* _What you will do_
Collect every line of the records below that contains the word "Seite".

* _Dataset_
'''
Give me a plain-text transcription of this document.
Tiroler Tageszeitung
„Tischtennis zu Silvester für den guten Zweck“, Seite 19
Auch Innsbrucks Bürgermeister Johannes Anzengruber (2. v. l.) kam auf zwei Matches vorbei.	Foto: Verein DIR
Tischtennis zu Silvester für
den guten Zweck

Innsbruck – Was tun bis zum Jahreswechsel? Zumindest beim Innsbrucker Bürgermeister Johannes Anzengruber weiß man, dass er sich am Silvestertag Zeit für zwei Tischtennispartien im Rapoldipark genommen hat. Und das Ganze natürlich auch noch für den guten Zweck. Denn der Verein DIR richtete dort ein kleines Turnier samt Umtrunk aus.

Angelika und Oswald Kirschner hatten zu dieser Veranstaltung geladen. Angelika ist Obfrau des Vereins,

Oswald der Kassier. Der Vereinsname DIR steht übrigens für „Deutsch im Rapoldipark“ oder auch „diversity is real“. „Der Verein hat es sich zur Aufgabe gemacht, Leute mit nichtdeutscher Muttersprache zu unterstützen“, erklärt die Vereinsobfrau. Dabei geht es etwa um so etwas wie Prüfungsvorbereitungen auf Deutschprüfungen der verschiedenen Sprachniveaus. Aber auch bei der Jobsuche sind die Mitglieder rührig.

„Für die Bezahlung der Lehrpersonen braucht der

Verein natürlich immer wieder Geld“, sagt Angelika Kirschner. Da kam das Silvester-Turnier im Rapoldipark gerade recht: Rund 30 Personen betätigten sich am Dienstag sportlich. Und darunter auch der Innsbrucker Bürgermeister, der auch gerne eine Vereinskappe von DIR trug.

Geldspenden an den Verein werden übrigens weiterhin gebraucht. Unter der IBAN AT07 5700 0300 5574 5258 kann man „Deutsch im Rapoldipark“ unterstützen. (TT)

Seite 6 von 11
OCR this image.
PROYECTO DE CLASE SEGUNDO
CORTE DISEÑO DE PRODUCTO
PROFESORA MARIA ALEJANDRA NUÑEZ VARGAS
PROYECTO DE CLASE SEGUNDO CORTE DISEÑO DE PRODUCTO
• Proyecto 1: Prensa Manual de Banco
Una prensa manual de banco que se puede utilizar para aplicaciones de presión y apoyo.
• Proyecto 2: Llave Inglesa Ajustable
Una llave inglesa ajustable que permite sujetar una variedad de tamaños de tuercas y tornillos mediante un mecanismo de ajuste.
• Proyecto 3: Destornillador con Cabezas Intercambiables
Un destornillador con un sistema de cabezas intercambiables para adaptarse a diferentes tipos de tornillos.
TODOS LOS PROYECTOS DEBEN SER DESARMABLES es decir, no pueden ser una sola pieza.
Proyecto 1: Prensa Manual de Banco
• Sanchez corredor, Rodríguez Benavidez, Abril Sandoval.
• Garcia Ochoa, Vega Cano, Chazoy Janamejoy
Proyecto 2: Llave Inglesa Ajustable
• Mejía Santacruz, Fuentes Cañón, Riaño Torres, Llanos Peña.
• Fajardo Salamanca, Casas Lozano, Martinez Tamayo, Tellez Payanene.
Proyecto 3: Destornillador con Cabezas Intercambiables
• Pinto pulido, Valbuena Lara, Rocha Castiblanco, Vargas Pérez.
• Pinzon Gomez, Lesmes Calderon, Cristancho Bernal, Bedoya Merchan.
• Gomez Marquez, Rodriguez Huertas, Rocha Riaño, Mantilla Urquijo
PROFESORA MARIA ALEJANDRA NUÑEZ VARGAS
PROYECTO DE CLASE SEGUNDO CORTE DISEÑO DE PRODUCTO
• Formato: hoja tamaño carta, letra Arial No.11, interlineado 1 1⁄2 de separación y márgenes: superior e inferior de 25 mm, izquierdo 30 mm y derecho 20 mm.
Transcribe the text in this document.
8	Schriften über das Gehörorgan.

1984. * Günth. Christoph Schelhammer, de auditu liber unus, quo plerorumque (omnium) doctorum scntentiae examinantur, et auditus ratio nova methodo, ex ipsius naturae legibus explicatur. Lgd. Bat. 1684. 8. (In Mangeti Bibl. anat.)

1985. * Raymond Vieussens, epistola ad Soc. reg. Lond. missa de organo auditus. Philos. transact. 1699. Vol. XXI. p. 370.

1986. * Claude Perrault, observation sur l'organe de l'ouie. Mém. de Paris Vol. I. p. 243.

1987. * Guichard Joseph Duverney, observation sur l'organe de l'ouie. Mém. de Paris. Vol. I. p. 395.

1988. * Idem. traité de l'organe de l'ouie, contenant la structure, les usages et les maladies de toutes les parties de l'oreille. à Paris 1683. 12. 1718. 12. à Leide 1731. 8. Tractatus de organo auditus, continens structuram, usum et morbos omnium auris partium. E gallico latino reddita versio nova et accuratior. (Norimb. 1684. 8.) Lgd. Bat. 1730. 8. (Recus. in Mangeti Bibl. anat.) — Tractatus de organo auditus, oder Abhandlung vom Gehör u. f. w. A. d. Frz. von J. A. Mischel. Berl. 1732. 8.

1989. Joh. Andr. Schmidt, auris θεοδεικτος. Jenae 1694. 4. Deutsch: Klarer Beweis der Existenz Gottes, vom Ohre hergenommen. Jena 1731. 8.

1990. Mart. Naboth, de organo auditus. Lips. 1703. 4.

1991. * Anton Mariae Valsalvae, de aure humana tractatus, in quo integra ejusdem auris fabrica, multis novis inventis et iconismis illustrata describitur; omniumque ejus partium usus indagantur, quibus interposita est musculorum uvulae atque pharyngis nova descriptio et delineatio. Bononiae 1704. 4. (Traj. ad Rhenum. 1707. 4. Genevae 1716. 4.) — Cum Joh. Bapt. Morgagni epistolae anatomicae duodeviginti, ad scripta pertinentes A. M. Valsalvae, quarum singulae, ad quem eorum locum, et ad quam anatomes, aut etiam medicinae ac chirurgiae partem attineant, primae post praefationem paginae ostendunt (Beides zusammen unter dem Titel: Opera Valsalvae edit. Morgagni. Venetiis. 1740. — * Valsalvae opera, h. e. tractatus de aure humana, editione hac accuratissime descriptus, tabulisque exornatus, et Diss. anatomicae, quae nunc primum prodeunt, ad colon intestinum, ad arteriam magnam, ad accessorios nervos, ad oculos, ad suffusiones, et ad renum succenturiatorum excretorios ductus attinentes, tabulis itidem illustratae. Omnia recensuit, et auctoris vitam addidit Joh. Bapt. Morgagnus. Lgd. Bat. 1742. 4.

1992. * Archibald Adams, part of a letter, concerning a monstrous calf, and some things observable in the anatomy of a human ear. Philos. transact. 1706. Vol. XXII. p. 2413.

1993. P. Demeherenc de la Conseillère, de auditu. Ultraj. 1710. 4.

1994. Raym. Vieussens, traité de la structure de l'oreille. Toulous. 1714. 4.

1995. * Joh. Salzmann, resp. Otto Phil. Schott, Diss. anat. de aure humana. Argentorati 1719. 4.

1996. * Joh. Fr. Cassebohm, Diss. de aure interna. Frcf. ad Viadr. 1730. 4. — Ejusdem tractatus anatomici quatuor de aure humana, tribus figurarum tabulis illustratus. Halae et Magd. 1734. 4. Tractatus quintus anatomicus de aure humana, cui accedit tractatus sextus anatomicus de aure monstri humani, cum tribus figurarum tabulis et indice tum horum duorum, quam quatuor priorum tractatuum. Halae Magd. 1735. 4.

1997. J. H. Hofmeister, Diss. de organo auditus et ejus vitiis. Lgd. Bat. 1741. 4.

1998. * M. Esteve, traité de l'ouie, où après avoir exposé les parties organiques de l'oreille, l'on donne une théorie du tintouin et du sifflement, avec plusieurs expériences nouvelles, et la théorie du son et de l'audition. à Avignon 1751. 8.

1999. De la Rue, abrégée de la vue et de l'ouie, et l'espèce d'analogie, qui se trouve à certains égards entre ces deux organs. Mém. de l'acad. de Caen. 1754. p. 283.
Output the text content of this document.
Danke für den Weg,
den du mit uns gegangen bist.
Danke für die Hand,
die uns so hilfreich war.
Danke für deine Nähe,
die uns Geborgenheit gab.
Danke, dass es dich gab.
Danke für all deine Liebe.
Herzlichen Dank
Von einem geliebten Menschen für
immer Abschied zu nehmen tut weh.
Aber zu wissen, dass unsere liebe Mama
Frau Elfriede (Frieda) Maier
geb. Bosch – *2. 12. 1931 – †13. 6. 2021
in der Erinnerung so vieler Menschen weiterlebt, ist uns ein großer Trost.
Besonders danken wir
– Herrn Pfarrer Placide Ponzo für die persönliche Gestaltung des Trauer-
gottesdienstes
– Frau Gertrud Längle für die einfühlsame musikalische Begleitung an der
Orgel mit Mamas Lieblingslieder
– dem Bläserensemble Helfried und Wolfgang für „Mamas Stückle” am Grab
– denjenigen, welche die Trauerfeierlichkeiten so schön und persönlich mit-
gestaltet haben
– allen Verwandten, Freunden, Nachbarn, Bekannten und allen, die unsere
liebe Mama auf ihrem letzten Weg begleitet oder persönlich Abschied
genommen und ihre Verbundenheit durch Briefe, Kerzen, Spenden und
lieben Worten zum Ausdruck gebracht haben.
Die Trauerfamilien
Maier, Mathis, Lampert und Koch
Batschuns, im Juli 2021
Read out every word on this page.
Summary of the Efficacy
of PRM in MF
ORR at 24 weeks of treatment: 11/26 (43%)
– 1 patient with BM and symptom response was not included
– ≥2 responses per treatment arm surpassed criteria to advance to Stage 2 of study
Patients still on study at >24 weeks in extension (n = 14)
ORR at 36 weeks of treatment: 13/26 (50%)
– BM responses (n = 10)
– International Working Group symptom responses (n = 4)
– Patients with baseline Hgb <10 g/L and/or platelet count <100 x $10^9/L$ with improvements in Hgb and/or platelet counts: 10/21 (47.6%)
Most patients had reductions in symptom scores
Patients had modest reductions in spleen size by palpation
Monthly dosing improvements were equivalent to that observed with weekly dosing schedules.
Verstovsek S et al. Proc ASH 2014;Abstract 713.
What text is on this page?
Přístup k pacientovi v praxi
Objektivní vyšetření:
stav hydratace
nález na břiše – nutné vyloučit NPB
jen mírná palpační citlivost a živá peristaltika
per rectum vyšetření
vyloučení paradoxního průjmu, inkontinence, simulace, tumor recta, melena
'''
* _Your response_
„Tischtennis zu Silvester für den guten Zweck“, Seite 19
Seite 6 von 11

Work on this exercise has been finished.